§ **Supplied data**:

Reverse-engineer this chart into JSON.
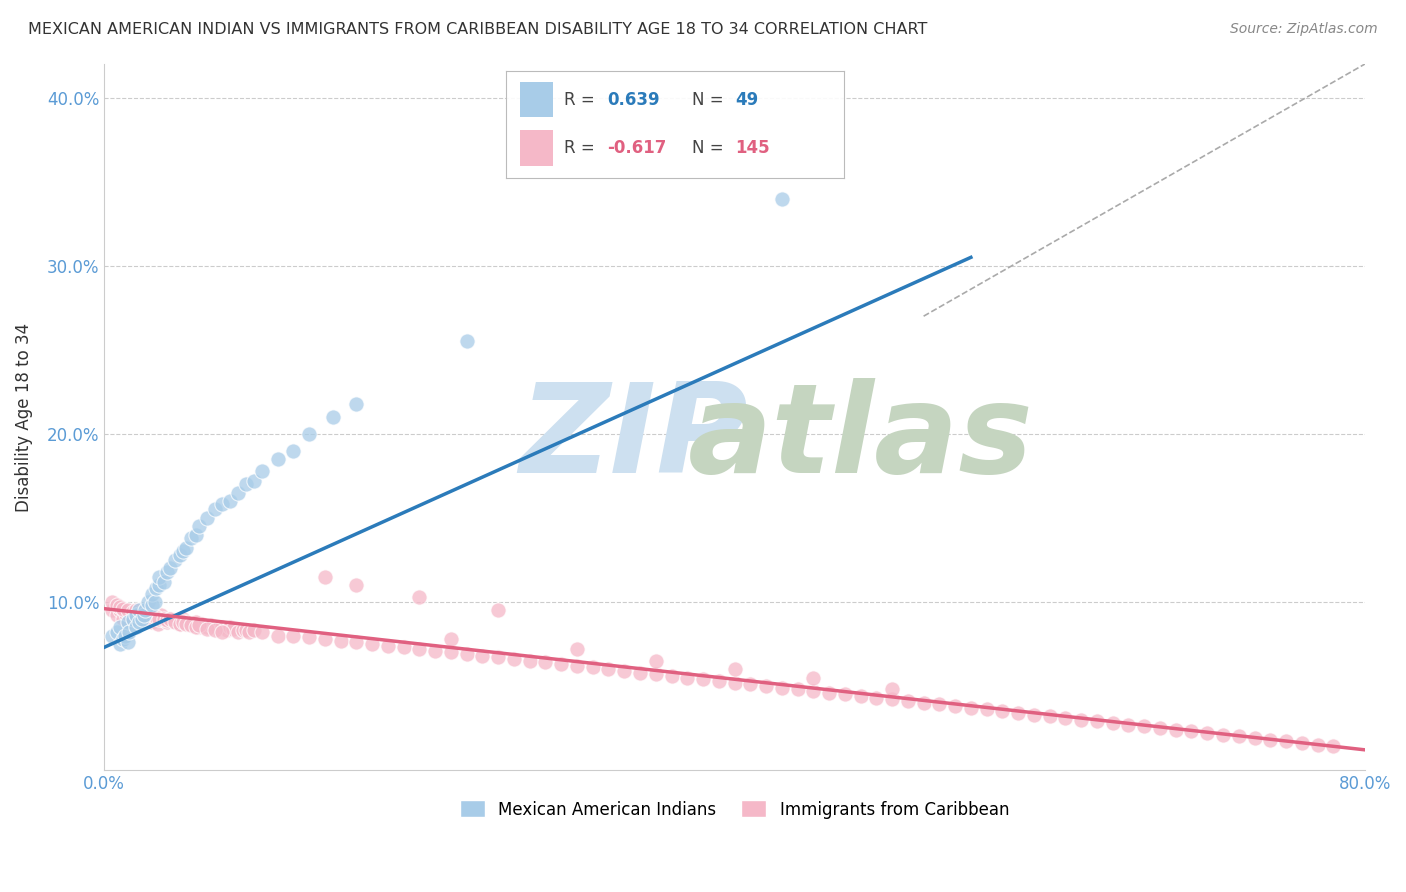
{
  "title": "MEXICAN AMERICAN INDIAN VS IMMIGRANTS FROM CARIBBEAN DISABILITY AGE 18 TO 34 CORRELATION CHART",
  "source": "Source: ZipAtlas.com",
  "ylabel": "Disability Age 18 to 34",
  "xlim": [
    0.0,
    0.8
  ],
  "ylim": [
    0.0,
    0.42
  ],
  "blue_R": 0.639,
  "blue_N": 49,
  "pink_R": -0.617,
  "pink_N": 145,
  "blue_color": "#a8cce8",
  "pink_color": "#f5b8c8",
  "blue_line_color": "#2b7bba",
  "pink_line_color": "#e06080",
  "legend_label_blue": "Mexican American Indians",
  "legend_label_pink": "Immigrants from Caribbean",
  "blue_trendline_x": [
    0.0,
    0.55
  ],
  "blue_trendline_y": [
    0.073,
    0.305
  ],
  "pink_trendline_x": [
    0.0,
    0.8
  ],
  "pink_trendline_y": [
    0.096,
    0.012
  ],
  "dashed_line_x": [
    0.52,
    0.8
  ],
  "dashed_line_y": [
    0.27,
    0.42
  ],
  "blue_scatter_x": [
    0.005,
    0.008,
    0.01,
    0.01,
    0.012,
    0.013,
    0.015,
    0.015,
    0.016,
    0.018,
    0.02,
    0.02,
    0.022,
    0.022,
    0.024,
    0.025,
    0.026,
    0.028,
    0.03,
    0.03,
    0.032,
    0.033,
    0.035,
    0.035,
    0.038,
    0.04,
    0.042,
    0.045,
    0.048,
    0.05,
    0.052,
    0.055,
    0.058,
    0.06,
    0.065,
    0.07,
    0.075,
    0.08,
    0.085,
    0.09,
    0.095,
    0.1,
    0.11,
    0.12,
    0.13,
    0.145,
    0.16,
    0.23,
    0.43
  ],
  "blue_scatter_y": [
    0.08,
    0.082,
    0.075,
    0.085,
    0.078,
    0.08,
    0.076,
    0.088,
    0.082,
    0.09,
    0.085,
    0.092,
    0.088,
    0.095,
    0.09,
    0.092,
    0.095,
    0.1,
    0.098,
    0.105,
    0.1,
    0.108,
    0.11,
    0.115,
    0.112,
    0.118,
    0.12,
    0.125,
    0.128,
    0.13,
    0.132,
    0.138,
    0.14,
    0.145,
    0.15,
    0.155,
    0.158,
    0.16,
    0.165,
    0.17,
    0.172,
    0.178,
    0.185,
    0.19,
    0.2,
    0.21,
    0.218,
    0.255,
    0.34
  ],
  "pink_scatter_x": [
    0.005,
    0.008,
    0.01,
    0.012,
    0.014,
    0.016,
    0.018,
    0.02,
    0.022,
    0.024,
    0.026,
    0.028,
    0.03,
    0.032,
    0.034,
    0.036,
    0.038,
    0.04,
    0.042,
    0.045,
    0.048,
    0.05,
    0.052,
    0.055,
    0.058,
    0.06,
    0.062,
    0.065,
    0.068,
    0.07,
    0.072,
    0.075,
    0.078,
    0.08,
    0.082,
    0.085,
    0.088,
    0.09,
    0.092,
    0.095,
    0.005,
    0.008,
    0.01,
    0.012,
    0.015,
    0.018,
    0.02,
    0.022,
    0.025,
    0.028,
    0.03,
    0.033,
    0.035,
    0.038,
    0.04,
    0.042,
    0.045,
    0.048,
    0.05,
    0.052,
    0.055,
    0.058,
    0.06,
    0.065,
    0.07,
    0.075,
    0.1,
    0.11,
    0.12,
    0.13,
    0.14,
    0.15,
    0.16,
    0.17,
    0.18,
    0.19,
    0.2,
    0.21,
    0.22,
    0.23,
    0.24,
    0.25,
    0.26,
    0.27,
    0.28,
    0.29,
    0.3,
    0.31,
    0.32,
    0.33,
    0.34,
    0.35,
    0.36,
    0.37,
    0.38,
    0.39,
    0.4,
    0.41,
    0.42,
    0.43,
    0.44,
    0.45,
    0.46,
    0.47,
    0.48,
    0.49,
    0.5,
    0.51,
    0.52,
    0.53,
    0.54,
    0.55,
    0.56,
    0.57,
    0.58,
    0.59,
    0.6,
    0.61,
    0.62,
    0.63,
    0.64,
    0.65,
    0.66,
    0.67,
    0.68,
    0.69,
    0.7,
    0.71,
    0.72,
    0.73,
    0.74,
    0.75,
    0.76,
    0.77,
    0.78,
    0.22,
    0.3,
    0.35,
    0.4,
    0.45,
    0.5,
    0.14,
    0.16,
    0.2,
    0.25
  ],
  "pink_scatter_y": [
    0.095,
    0.092,
    0.095,
    0.09,
    0.093,
    0.092,
    0.09,
    0.093,
    0.095,
    0.09,
    0.092,
    0.09,
    0.088,
    0.09,
    0.087,
    0.092,
    0.089,
    0.088,
    0.09,
    0.088,
    0.087,
    0.09,
    0.088,
    0.086,
    0.088,
    0.085,
    0.087,
    0.085,
    0.086,
    0.085,
    0.084,
    0.085,
    0.083,
    0.085,
    0.084,
    0.082,
    0.083,
    0.083,
    0.082,
    0.083,
    0.1,
    0.098,
    0.097,
    0.096,
    0.095,
    0.094,
    0.095,
    0.093,
    0.092,
    0.091,
    0.092,
    0.091,
    0.09,
    0.09,
    0.089,
    0.09,
    0.088,
    0.087,
    0.088,
    0.087,
    0.086,
    0.085,
    0.086,
    0.084,
    0.083,
    0.082,
    0.082,
    0.08,
    0.08,
    0.079,
    0.078,
    0.077,
    0.076,
    0.075,
    0.074,
    0.073,
    0.072,
    0.071,
    0.07,
    0.069,
    0.068,
    0.067,
    0.066,
    0.065,
    0.064,
    0.063,
    0.062,
    0.061,
    0.06,
    0.059,
    0.058,
    0.057,
    0.056,
    0.055,
    0.054,
    0.053,
    0.052,
    0.051,
    0.05,
    0.049,
    0.048,
    0.047,
    0.046,
    0.045,
    0.044,
    0.043,
    0.042,
    0.041,
    0.04,
    0.039,
    0.038,
    0.037,
    0.036,
    0.035,
    0.034,
    0.033,
    0.032,
    0.031,
    0.03,
    0.029,
    0.028,
    0.027,
    0.026,
    0.025,
    0.024,
    0.023,
    0.022,
    0.021,
    0.02,
    0.019,
    0.018,
    0.017,
    0.016,
    0.015,
    0.014,
    0.078,
    0.072,
    0.065,
    0.06,
    0.055,
    0.048,
    0.115,
    0.11,
    0.103,
    0.095
  ]
}
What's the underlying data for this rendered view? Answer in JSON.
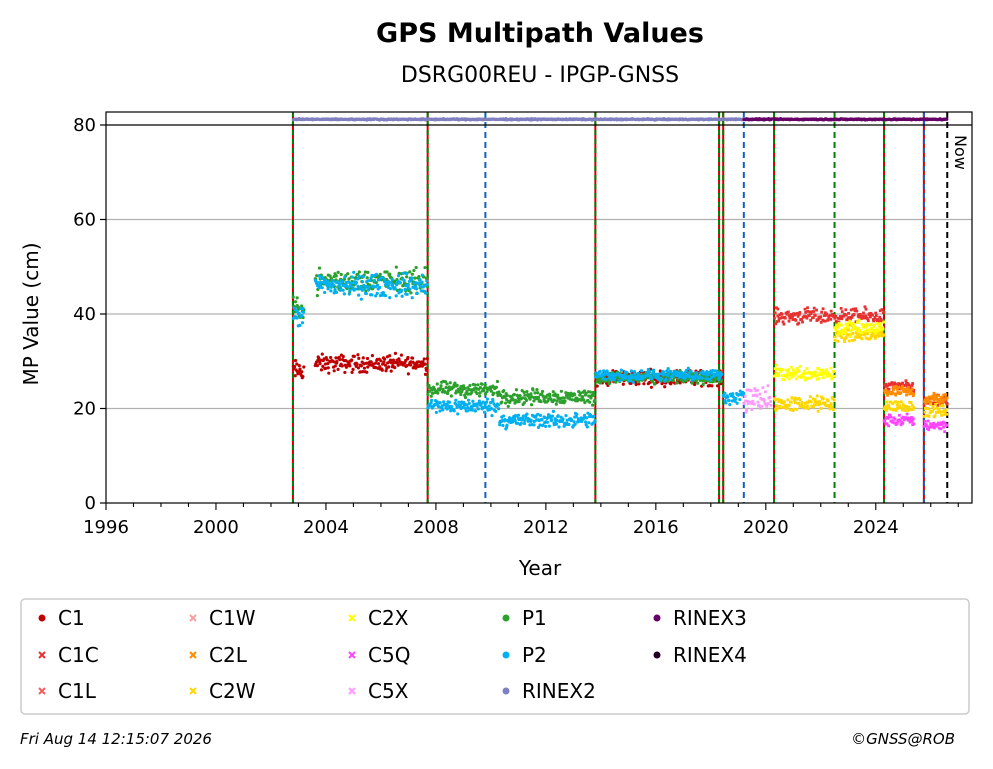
{
  "chart_data": {
    "type": "scatter",
    "title": "GPS Multipath Values",
    "subtitle": "DSRG00REU - IPGP-GNSS",
    "xlabel": "Year",
    "ylabel": "MP Value (cm)",
    "xlim": [
      1996,
      2027.5
    ],
    "ylim": [
      0,
      80
    ],
    "x_ticks": [
      1996,
      2000,
      2004,
      2008,
      2012,
      2016,
      2020,
      2024
    ],
    "y_ticks": [
      0,
      20,
      40,
      60,
      80
    ],
    "grid": "horizontal",
    "legend_placement": "below",
    "now_label": "Now",
    "now_year": 2026.6,
    "colors": {
      "C1": "#c00000",
      "C1C": "#e83030",
      "C1L": "#f06060",
      "C1W": "#f7a0a0",
      "C2L": "#ff8c00",
      "C2W": "#ffd700",
      "C2X": "#ffff00",
      "C5Q": "#ff44ff",
      "C5X": "#ff99ff",
      "P1": "#2ca02c",
      "P2": "#00b0f0",
      "RINEX2": "#8080c0",
      "RINEX3": "#660066",
      "RINEX4": "#200020"
    },
    "event_lines": [
      {
        "x": 2002.8,
        "style": "red-green"
      },
      {
        "x": 2007.7,
        "style": "red-green"
      },
      {
        "x": 2009.8,
        "style": "blue-dashed"
      },
      {
        "x": 2013.8,
        "style": "red-green"
      },
      {
        "x": 2018.3,
        "style": "red-green"
      },
      {
        "x": 2018.45,
        "style": "red-green"
      },
      {
        "x": 2019.2,
        "style": "blue-dashed"
      },
      {
        "x": 2020.3,
        "style": "red-green"
      },
      {
        "x": 2022.5,
        "style": "green-dashed"
      },
      {
        "x": 2024.3,
        "style": "red-green"
      },
      {
        "x": 2025.75,
        "style": "red-blue"
      },
      {
        "x": 2026.6,
        "style": "black-dashed"
      }
    ],
    "series": [
      {
        "name": "C1",
        "marker": "dot",
        "segments": [
          {
            "x": [
              2002.8,
              2003.2
            ],
            "y": 28,
            "spread": 1.8
          },
          {
            "x": [
              2003.6,
              2007.7
            ],
            "y": 29.5,
            "spread": 1.5
          },
          {
            "x": [
              2013.8,
              2018.4
            ],
            "y": 26.5,
            "spread": 1.3
          }
        ]
      },
      {
        "name": "C1C",
        "marker": "x",
        "segments": [
          {
            "x": [
              2020.3,
              2024.3
            ],
            "y": 39.5,
            "spread": 1.3
          },
          {
            "x": [
              2024.3,
              2025.4
            ],
            "y": 24.5,
            "spread": 1.0
          },
          {
            "x": [
              2025.75,
              2026.6
            ],
            "y": 21.5,
            "spread": 1.0
          }
        ]
      },
      {
        "name": "C1L",
        "marker": "x",
        "segments": []
      },
      {
        "name": "C1W",
        "marker": "x",
        "segments": []
      },
      {
        "name": "C2L",
        "marker": "x",
        "segments": [
          {
            "x": [
              2024.3,
              2025.4
            ],
            "y": 23.5,
            "spread": 1.0
          },
          {
            "x": [
              2025.75,
              2026.6
            ],
            "y": 22,
            "spread": 1.0
          }
        ]
      },
      {
        "name": "C2W",
        "marker": "x",
        "segments": [
          {
            "x": [
              2020.3,
              2022.5
            ],
            "y": 21,
            "spread": 1.3
          },
          {
            "x": [
              2022.5,
              2024.3
            ],
            "y": 35.5,
            "spread": 1.3
          },
          {
            "x": [
              2024.3,
              2025.4
            ],
            "y": 20.5,
            "spread": 1.0
          },
          {
            "x": [
              2025.75,
              2026.6
            ],
            "y": 19.5,
            "spread": 1.0
          }
        ]
      },
      {
        "name": "C2X",
        "marker": "x",
        "segments": [
          {
            "x": [
              2020.3,
              2022.5
            ],
            "y": 27.5,
            "spread": 1.3
          },
          {
            "x": [
              2022.5,
              2024.3
            ],
            "y": 37,
            "spread": 1.3
          }
        ]
      },
      {
        "name": "C5Q",
        "marker": "x",
        "segments": [
          {
            "x": [
              2024.3,
              2025.4
            ],
            "y": 17.5,
            "spread": 1.0
          },
          {
            "x": [
              2025.75,
              2026.6
            ],
            "y": 16.5,
            "spread": 1.0
          }
        ]
      },
      {
        "name": "C5X",
        "marker": "x",
        "segments": [
          {
            "x": [
              2019.2,
              2020.2
            ],
            "y": 22,
            "spread": 2.5
          }
        ]
      },
      {
        "name": "P1",
        "marker": "dot",
        "segments": [
          {
            "x": [
              2002.8,
              2003.2
            ],
            "y": 41,
            "spread": 1.8
          },
          {
            "x": [
              2003.6,
              2007.7
            ],
            "y": 47,
            "spread": 2.0
          },
          {
            "x": [
              2007.7,
              2010.3
            ],
            "y": 24,
            "spread": 1.3
          },
          {
            "x": [
              2010.3,
              2013.8
            ],
            "y": 22.5,
            "spread": 1.3
          },
          {
            "x": [
              2013.8,
              2018.4
            ],
            "y": 26.5,
            "spread": 1.0
          }
        ]
      },
      {
        "name": "P2",
        "marker": "dot",
        "segments": [
          {
            "x": [
              2002.8,
              2003.2
            ],
            "y": 39.5,
            "spread": 1.8
          },
          {
            "x": [
              2003.6,
              2007.7
            ],
            "y": 46,
            "spread": 2.0
          },
          {
            "x": [
              2007.7,
              2010.3
            ],
            "y": 20.5,
            "spread": 1.3
          },
          {
            "x": [
              2010.3,
              2013.8
            ],
            "y": 17.5,
            "spread": 1.3
          },
          {
            "x": [
              2013.8,
              2018.4
            ],
            "y": 27,
            "spread": 1.0
          },
          {
            "x": [
              2018.45,
              2019.2
            ],
            "y": 22.5,
            "spread": 1.3
          }
        ]
      },
      {
        "name": "RINEX2",
        "marker": "dot",
        "segments": [
          {
            "x": [
              2002.8,
              2020.0
            ],
            "y": 81.2,
            "spread": 0.1
          }
        ]
      },
      {
        "name": "RINEX3",
        "marker": "dot",
        "segments": [
          {
            "x": [
              2019.2,
              2026.6
            ],
            "y": 81.2,
            "spread": 0.1
          }
        ]
      },
      {
        "name": "RINEX4",
        "marker": "dot",
        "segments": []
      }
    ]
  },
  "footer": {
    "timestamp": "Fri Aug 14 12:15:07 2026",
    "copyright": "©GNSS@ROB"
  }
}
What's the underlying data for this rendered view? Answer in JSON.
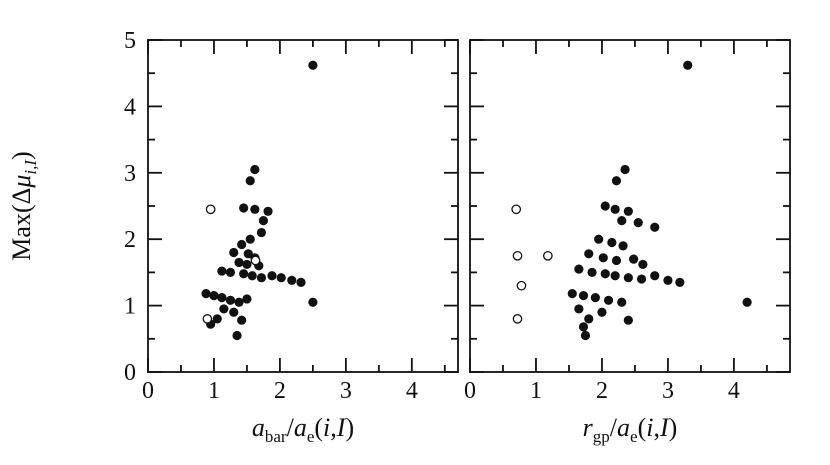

§ **Direction**: Scan the material above. Extract every line in which the word "ylabel" occurs.

§ **Reply to the task**:
  "ylabel": "Disability Age 18 to 34",
    "ylabel": "MP Value (cm)",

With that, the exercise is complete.